[start]

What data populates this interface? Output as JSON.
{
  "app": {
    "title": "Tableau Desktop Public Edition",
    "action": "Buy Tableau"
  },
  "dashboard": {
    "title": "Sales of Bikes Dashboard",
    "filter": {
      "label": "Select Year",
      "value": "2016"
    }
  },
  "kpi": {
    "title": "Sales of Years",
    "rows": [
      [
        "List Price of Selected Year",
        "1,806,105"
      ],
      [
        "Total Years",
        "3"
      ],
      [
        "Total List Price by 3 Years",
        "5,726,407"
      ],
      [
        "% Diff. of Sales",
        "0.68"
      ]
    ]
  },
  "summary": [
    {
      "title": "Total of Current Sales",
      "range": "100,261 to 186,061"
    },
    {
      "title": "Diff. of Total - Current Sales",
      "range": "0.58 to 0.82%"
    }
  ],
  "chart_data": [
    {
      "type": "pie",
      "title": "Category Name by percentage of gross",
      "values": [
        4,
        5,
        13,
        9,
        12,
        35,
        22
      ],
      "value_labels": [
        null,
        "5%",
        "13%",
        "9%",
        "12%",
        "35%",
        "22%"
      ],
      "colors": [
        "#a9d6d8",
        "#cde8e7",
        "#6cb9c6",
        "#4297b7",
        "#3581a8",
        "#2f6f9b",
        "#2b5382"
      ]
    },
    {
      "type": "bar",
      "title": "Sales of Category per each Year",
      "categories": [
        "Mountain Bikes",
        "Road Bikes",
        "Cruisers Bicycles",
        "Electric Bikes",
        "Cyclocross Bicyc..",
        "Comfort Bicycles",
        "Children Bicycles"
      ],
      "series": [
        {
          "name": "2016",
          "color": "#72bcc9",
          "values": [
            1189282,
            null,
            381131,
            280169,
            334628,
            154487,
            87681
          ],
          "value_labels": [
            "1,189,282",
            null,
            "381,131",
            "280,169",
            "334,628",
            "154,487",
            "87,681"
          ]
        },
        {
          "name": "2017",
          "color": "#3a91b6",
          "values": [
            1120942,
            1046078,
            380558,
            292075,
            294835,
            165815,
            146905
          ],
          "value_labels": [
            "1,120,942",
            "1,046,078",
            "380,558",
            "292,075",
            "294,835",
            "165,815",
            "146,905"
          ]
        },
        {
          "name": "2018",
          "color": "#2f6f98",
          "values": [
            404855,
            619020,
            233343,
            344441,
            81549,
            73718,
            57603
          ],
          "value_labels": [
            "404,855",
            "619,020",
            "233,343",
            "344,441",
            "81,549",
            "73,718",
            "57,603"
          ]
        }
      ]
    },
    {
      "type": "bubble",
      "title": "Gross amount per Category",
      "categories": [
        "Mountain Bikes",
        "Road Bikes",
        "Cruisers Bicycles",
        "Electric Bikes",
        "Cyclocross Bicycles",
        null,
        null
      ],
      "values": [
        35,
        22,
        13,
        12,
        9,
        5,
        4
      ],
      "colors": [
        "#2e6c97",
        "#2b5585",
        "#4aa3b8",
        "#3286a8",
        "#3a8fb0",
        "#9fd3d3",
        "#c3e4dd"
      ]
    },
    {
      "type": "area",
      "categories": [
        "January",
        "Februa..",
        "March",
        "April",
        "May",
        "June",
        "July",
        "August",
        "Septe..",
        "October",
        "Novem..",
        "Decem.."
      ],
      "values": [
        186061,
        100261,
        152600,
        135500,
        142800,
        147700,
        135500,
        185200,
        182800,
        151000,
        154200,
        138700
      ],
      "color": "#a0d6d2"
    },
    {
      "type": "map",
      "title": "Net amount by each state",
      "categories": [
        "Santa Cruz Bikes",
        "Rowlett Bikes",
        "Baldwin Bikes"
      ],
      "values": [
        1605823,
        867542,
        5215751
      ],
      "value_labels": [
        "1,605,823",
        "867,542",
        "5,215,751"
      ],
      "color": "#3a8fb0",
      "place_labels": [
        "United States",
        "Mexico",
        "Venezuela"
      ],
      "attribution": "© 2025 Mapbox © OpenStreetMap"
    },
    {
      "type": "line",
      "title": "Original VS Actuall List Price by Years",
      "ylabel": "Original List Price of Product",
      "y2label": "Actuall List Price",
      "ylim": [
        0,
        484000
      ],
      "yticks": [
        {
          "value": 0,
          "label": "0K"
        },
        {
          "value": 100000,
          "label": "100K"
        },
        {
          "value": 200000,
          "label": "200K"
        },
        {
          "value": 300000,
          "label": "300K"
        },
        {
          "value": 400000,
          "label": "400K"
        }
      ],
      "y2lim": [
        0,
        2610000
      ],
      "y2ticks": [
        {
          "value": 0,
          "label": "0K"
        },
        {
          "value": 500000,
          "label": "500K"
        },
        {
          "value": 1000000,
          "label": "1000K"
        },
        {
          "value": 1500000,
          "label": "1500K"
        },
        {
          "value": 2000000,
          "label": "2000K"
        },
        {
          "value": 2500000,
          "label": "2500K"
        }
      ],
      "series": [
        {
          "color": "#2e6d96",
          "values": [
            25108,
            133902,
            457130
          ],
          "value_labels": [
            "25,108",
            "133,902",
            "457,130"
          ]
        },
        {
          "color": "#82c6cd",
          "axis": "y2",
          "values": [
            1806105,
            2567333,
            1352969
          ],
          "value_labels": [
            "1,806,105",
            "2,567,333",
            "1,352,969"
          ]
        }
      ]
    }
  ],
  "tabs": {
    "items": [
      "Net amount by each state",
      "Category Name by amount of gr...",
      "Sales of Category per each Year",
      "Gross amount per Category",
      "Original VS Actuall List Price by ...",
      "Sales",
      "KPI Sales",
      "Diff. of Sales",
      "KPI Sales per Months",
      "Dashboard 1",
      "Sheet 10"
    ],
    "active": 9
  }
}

[end]

# THE REQUEST:
Reproduce the material above, every line of it, exactly.

# EXPECTED ANSWER:
What data populates this interface? Output as JSON.
{
  "app": {
    "title": "Tableau Desktop Public Edition",
    "action": "Buy Tableau"
  },
  "dashboard": {
    "title": "Sales of Bikes Dashboard",
    "filter": {
      "label": "Select Year",
      "value": "2016"
    }
  },
  "kpi": {
    "title": "Sales of Years",
    "rows": [
      [
        "List Price of Selected Year",
        "1,806,105"
      ],
      [
        "Total Years",
        "3"
      ],
      [
        "Total List Price by 3 Years",
        "5,726,407"
      ],
      [
        "% Diff. of Sales",
        "0.68"
      ]
    ]
  },
  "summary": [
    {
      "title": "Total of Current Sales",
      "range": "100,261 to 186,061"
    },
    {
      "title": "Diff. of Total - Current Sales",
      "range": "0.58 to 0.82%"
    }
  ],
  "chart_data": [
    {
      "type": "pie",
      "title": "Category Name by percentage of gross",
      "values": [
        4,
        5,
        13,
        9,
        12,
        35,
        22
      ],
      "value_labels": [
        null,
        "5%",
        "13%",
        "9%",
        "12%",
        "35%",
        "22%"
      ],
      "colors": [
        "#a9d6d8",
        "#cde8e7",
        "#6cb9c6",
        "#4297b7",
        "#3581a8",
        "#2f6f9b",
        "#2b5382"
      ]
    },
    {
      "type": "bar",
      "title": "Sales of Category per each Year",
      "categories": [
        "Mountain Bikes",
        "Road Bikes",
        "Cruisers Bicycles",
        "Electric Bikes",
        "Cyclocross Bicyc..",
        "Comfort Bicycles",
        "Children Bicycles"
      ],
      "series": [
        {
          "name": "2016",
          "color": "#72bcc9",
          "values": [
            1189282,
            null,
            381131,
            280169,
            334628,
            154487,
            87681
          ],
          "value_labels": [
            "1,189,282",
            null,
            "381,131",
            "280,169",
            "334,628",
            "154,487",
            "87,681"
          ]
        },
        {
          "name": "2017",
          "color": "#3a91b6",
          "values": [
            1120942,
            1046078,
            380558,
            292075,
            294835,
            165815,
            146905
          ],
          "value_labels": [
            "1,120,942",
            "1,046,078",
            "380,558",
            "292,075",
            "294,835",
            "165,815",
            "146,905"
          ]
        },
        {
          "name": "2018",
          "color": "#2f6f98",
          "values": [
            404855,
            619020,
            233343,
            344441,
            81549,
            73718,
            57603
          ],
          "value_labels": [
            "404,855",
            "619,020",
            "233,343",
            "344,441",
            "81,549",
            "73,718",
            "57,603"
          ]
        }
      ]
    },
    {
      "type": "bubble",
      "title": "Gross amount per Category",
      "categories": [
        "Mountain Bikes",
        "Road Bikes",
        "Cruisers Bicycles",
        "Electric Bikes",
        "Cyclocross Bicycles",
        null,
        null
      ],
      "values": [
        35,
        22,
        13,
        12,
        9,
        5,
        4
      ],
      "colors": [
        "#2e6c97",
        "#2b5585",
        "#4aa3b8",
        "#3286a8",
        "#3a8fb0",
        "#9fd3d3",
        "#c3e4dd"
      ]
    },
    {
      "type": "area",
      "categories": [
        "January",
        "Februa..",
        "March",
        "April",
        "May",
        "June",
        "July",
        "August",
        "Septe..",
        "October",
        "Novem..",
        "Decem.."
      ],
      "values": [
        186061,
        100261,
        152600,
        135500,
        142800,
        147700,
        135500,
        185200,
        182800,
        151000,
        154200,
        138700
      ],
      "color": "#a0d6d2"
    },
    {
      "type": "map",
      "title": "Net amount by each state",
      "categories": [
        "Santa Cruz Bikes",
        "Rowlett Bikes",
        "Baldwin Bikes"
      ],
      "values": [
        1605823,
        867542,
        5215751
      ],
      "value_labels": [
        "1,605,823",
        "867,542",
        "5,215,751"
      ],
      "color": "#3a8fb0",
      "place_labels": [
        "United States",
        "Mexico",
        "Venezuela"
      ],
      "attribution": "© 2025 Mapbox © OpenStreetMap"
    },
    {
      "type": "line",
      "title": "Original VS Actuall List Price by Years",
      "ylabel": "Original List Price of Product",
      "y2label": "Actuall List Price",
      "ylim": [
        0,
        484000
      ],
      "yticks": [
        {
          "value": 0,
          "label": "0K"
        },
        {
          "value": 100000,
          "label": "100K"
        },
        {
          "value": 200000,
          "label": "200K"
        },
        {
          "value": 300000,
          "label": "300K"
        },
        {
          "value": 400000,
          "label": "400K"
        }
      ],
      "y2lim": [
        0,
        2610000
      ],
      "y2ticks": [
        {
          "value": 0,
          "label": "0K"
        },
        {
          "value": 500000,
          "label": "500K"
        },
        {
          "value": 1000000,
          "label": "1000K"
        },
        {
          "value": 1500000,
          "label": "1500K"
        },
        {
          "value": 2000000,
          "label": "2000K"
        },
        {
          "value": 2500000,
          "label": "2500K"
        }
      ],
      "series": [
        {
          "color": "#2e6d96",
          "values": [
            25108,
            133902,
            457130
          ],
          "value_labels": [
            "25,108",
            "133,902",
            "457,130"
          ]
        },
        {
          "color": "#82c6cd",
          "axis": "y2",
          "values": [
            1806105,
            2567333,
            1352969
          ],
          "value_labels": [
            "1,806,105",
            "2,567,333",
            "1,352,969"
          ]
        }
      ]
    }
  ],
  "tabs": {
    "items": [
      "Net amount by each state",
      "Category Name by amount of gr...",
      "Sales of Category per each Year",
      "Gross amount per Category",
      "Original VS Actuall List Price by ...",
      "Sales",
      "KPI Sales",
      "Diff. of Sales",
      "KPI Sales per Months",
      "Dashboard 1",
      "Sheet 10"
    ],
    "active": 9
  }
}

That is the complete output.